## [TASK STATEMENT]
Check each line below for the word "source", and copy those that have it.

## [RECORD SET]
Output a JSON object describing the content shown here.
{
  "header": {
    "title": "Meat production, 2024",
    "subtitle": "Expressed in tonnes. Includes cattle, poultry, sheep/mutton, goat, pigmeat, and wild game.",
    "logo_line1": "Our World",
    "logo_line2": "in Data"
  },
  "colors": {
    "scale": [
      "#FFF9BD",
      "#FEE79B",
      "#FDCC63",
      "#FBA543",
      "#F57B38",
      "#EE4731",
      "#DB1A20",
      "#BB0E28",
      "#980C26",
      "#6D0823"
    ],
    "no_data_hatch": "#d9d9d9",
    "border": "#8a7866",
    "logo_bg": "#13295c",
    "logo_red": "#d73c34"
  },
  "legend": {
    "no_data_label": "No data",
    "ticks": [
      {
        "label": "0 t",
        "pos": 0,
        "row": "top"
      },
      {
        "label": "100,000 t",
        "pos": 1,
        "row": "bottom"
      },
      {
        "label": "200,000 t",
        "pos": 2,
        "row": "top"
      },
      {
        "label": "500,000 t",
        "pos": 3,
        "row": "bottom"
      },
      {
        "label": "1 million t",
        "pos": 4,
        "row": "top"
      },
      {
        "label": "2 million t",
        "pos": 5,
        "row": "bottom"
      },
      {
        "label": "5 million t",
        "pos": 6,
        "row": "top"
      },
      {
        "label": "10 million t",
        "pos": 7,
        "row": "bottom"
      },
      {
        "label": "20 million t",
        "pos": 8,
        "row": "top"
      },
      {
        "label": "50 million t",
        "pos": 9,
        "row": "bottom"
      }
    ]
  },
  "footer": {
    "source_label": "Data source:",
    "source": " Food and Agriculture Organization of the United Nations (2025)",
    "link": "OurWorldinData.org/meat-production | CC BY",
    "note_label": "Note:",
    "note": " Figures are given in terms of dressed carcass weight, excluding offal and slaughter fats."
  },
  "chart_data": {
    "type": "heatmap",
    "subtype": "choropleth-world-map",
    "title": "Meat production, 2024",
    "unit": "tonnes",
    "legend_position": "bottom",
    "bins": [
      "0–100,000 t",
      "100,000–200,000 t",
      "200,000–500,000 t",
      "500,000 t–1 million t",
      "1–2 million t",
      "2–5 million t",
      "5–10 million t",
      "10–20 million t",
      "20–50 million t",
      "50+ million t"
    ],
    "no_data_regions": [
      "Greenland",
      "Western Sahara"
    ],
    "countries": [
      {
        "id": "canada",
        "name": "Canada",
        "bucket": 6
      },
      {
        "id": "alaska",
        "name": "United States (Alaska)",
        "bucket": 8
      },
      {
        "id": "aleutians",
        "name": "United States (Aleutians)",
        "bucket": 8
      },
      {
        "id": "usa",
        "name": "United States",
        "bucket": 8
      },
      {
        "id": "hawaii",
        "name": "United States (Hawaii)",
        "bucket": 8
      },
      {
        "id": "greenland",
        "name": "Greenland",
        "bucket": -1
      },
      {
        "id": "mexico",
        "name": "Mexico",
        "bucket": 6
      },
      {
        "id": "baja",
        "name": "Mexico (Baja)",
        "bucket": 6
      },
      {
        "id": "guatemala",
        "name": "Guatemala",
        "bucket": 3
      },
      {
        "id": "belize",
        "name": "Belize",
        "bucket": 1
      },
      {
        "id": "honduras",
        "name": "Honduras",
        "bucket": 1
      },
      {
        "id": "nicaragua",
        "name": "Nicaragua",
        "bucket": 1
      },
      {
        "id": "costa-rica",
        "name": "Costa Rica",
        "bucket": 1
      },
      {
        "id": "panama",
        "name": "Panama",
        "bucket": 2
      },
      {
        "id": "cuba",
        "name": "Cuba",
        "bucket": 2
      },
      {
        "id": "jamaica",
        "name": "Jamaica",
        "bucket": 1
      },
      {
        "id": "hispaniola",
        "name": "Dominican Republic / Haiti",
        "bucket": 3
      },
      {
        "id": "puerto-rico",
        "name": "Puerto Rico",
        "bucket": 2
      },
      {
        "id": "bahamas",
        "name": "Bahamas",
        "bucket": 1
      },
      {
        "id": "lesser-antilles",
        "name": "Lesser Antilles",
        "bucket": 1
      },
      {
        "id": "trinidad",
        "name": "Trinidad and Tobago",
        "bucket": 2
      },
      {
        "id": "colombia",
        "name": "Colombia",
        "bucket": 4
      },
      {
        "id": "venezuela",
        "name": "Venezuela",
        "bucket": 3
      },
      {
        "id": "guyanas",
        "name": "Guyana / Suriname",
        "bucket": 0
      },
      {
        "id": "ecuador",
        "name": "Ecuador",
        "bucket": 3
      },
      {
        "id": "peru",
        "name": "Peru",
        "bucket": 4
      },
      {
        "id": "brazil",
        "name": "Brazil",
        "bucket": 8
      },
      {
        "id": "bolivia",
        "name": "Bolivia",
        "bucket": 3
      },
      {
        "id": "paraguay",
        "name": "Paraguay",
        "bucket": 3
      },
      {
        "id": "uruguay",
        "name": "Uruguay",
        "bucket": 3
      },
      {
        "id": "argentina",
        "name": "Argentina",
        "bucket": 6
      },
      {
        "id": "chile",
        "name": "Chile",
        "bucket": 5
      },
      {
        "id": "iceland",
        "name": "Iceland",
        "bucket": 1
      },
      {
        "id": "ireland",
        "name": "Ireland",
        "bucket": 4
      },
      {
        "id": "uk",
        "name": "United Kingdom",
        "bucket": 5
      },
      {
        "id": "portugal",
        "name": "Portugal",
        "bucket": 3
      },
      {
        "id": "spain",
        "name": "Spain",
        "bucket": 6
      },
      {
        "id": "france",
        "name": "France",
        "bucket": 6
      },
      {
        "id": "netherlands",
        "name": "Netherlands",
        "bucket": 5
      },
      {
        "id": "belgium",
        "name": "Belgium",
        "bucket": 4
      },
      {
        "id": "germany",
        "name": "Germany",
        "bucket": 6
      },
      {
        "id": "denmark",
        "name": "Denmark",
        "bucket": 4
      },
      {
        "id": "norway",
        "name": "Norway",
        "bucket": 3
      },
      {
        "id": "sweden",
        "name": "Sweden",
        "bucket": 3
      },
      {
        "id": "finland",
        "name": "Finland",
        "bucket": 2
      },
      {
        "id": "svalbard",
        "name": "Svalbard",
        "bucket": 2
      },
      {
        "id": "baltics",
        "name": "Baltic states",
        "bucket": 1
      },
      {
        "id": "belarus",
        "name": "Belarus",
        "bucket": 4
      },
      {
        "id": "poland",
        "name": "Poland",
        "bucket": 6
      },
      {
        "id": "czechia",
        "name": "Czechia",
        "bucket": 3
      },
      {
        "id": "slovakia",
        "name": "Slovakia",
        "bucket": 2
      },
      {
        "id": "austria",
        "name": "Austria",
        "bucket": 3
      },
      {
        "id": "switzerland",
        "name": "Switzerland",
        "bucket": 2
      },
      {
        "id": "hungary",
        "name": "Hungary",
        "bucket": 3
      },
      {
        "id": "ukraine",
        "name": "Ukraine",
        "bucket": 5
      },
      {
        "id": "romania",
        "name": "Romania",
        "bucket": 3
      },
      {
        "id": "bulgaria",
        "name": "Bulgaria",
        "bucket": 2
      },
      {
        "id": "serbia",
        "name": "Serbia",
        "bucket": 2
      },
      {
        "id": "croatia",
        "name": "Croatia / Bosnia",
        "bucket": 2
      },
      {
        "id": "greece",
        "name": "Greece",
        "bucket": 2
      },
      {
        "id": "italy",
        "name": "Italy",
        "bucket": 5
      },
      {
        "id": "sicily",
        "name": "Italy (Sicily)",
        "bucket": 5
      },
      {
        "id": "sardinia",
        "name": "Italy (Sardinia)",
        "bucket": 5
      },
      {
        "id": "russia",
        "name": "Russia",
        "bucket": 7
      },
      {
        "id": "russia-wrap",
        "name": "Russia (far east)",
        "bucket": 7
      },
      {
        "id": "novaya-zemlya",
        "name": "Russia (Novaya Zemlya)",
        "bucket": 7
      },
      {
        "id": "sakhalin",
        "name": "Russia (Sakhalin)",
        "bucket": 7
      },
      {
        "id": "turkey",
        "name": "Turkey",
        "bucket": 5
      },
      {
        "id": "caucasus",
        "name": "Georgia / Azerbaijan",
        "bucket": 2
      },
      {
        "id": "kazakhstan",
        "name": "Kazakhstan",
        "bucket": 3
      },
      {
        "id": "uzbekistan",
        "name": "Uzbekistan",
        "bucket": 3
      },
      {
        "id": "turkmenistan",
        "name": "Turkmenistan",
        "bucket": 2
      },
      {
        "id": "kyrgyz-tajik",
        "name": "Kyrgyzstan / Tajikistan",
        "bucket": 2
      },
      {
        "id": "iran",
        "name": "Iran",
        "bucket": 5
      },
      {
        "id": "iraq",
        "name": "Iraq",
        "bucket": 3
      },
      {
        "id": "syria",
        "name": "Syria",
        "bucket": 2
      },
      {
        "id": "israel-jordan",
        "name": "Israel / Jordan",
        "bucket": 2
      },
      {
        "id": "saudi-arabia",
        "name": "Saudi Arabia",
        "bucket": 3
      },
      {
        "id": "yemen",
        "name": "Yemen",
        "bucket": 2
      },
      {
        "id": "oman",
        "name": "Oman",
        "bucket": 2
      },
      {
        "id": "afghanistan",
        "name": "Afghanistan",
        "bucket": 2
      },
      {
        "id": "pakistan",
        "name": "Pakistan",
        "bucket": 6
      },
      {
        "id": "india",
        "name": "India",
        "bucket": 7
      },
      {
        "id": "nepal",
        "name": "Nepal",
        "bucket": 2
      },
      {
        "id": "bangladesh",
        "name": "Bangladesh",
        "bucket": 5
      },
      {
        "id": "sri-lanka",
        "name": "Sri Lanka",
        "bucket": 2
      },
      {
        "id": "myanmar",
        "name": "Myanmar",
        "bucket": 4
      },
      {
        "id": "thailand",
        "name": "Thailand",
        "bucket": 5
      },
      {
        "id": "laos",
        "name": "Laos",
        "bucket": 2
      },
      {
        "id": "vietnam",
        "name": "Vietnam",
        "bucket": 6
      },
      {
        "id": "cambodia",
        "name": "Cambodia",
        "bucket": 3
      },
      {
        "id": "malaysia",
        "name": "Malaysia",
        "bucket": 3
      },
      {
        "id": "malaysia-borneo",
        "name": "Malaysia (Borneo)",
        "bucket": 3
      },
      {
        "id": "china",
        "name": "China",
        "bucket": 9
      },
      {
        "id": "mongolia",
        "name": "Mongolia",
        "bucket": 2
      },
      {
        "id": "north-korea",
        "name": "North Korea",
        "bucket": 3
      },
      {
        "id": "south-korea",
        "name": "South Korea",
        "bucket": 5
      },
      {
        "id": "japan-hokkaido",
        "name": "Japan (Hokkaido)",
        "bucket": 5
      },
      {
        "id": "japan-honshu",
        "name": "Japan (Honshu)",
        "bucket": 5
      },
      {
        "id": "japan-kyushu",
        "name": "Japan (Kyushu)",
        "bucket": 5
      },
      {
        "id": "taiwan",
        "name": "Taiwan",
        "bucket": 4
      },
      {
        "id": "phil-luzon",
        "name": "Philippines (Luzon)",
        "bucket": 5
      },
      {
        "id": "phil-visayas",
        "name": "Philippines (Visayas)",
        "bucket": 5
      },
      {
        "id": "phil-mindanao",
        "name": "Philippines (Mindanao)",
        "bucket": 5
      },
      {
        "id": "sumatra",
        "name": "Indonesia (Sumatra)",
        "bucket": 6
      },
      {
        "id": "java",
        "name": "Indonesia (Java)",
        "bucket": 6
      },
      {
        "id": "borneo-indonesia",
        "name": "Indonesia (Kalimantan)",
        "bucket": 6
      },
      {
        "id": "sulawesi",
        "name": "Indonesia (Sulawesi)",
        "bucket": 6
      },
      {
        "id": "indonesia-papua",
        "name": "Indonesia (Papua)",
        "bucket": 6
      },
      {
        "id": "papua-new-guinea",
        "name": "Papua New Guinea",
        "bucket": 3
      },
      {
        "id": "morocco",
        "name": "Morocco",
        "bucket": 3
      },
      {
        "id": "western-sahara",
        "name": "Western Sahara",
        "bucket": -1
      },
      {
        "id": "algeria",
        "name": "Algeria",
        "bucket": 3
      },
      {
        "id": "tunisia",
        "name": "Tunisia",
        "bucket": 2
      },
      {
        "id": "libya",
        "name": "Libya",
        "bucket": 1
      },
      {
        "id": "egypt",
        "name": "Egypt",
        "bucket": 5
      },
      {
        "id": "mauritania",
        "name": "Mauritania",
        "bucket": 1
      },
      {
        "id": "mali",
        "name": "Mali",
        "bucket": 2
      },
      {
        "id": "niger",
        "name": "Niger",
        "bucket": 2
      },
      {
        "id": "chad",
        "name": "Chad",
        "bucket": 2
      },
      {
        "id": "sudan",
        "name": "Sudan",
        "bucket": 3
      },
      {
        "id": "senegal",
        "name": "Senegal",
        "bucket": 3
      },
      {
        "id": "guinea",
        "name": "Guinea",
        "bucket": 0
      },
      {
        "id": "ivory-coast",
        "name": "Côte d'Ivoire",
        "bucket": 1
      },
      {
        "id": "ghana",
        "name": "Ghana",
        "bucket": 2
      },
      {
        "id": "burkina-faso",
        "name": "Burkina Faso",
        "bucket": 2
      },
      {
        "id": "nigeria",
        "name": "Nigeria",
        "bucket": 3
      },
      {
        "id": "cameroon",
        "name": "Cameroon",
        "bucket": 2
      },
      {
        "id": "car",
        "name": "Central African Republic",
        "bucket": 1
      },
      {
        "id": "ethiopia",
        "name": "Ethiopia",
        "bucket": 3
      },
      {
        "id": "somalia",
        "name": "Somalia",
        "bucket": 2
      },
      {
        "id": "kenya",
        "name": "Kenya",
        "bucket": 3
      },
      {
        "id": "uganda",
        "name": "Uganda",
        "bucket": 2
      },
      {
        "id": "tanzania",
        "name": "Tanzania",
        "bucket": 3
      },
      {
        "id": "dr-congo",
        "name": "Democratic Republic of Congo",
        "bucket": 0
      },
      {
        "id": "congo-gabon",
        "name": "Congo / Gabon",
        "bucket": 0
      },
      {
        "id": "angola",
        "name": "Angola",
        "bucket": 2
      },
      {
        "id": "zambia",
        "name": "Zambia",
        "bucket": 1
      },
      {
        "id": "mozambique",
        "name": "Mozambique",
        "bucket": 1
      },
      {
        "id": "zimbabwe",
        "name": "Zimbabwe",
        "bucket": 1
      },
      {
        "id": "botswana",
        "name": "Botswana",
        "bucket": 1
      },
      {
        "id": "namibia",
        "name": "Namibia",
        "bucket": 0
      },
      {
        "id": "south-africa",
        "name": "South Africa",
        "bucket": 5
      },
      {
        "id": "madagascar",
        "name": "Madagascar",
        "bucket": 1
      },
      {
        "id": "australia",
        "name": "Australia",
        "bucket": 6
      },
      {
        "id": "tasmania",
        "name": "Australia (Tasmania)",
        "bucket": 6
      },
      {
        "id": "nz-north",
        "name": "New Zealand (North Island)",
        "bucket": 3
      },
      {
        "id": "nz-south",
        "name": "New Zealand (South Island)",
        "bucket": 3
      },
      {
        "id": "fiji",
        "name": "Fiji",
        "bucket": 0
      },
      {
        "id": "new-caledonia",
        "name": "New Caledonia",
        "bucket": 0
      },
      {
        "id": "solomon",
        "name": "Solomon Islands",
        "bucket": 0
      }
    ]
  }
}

## [THE COMPLETED TASK]
    "source_label": "Data source:",
    "source": " Food and Agriculture Organization of the United Nations (2025)",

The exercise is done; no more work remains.